[Dataset content]
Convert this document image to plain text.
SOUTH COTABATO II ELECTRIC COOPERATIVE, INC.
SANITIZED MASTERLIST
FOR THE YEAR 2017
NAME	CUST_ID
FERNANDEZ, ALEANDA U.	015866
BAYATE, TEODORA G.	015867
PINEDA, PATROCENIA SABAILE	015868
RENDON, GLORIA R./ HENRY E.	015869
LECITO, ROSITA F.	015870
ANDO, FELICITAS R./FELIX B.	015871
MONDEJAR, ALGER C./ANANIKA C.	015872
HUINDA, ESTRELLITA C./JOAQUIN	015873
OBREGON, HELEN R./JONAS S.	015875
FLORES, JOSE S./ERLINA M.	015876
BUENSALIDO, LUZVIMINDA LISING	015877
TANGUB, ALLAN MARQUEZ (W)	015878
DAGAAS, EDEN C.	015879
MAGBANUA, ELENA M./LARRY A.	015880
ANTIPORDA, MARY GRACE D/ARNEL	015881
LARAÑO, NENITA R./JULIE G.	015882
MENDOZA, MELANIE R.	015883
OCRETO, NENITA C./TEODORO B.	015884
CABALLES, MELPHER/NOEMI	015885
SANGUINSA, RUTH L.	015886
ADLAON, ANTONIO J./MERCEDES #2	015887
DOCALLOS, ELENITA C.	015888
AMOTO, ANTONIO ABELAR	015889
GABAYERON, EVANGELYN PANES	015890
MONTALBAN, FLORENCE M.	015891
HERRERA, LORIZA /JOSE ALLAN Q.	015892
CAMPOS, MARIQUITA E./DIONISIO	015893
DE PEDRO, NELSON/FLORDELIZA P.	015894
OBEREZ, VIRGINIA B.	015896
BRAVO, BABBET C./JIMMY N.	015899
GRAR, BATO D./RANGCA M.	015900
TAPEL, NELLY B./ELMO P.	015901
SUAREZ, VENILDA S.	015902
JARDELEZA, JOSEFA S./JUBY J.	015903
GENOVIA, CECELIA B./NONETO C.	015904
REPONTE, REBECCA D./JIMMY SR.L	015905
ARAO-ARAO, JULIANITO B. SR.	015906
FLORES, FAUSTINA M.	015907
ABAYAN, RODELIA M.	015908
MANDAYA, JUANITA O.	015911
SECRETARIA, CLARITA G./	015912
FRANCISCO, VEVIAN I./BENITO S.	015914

[Work required] Where a line above contains the word "ANTONIO", copy that line.

[Reply to the exercise]
ADLAON, ANTONIO J./MERCEDES #2	015887
AMOTO, ANTONIO ABELAR	015889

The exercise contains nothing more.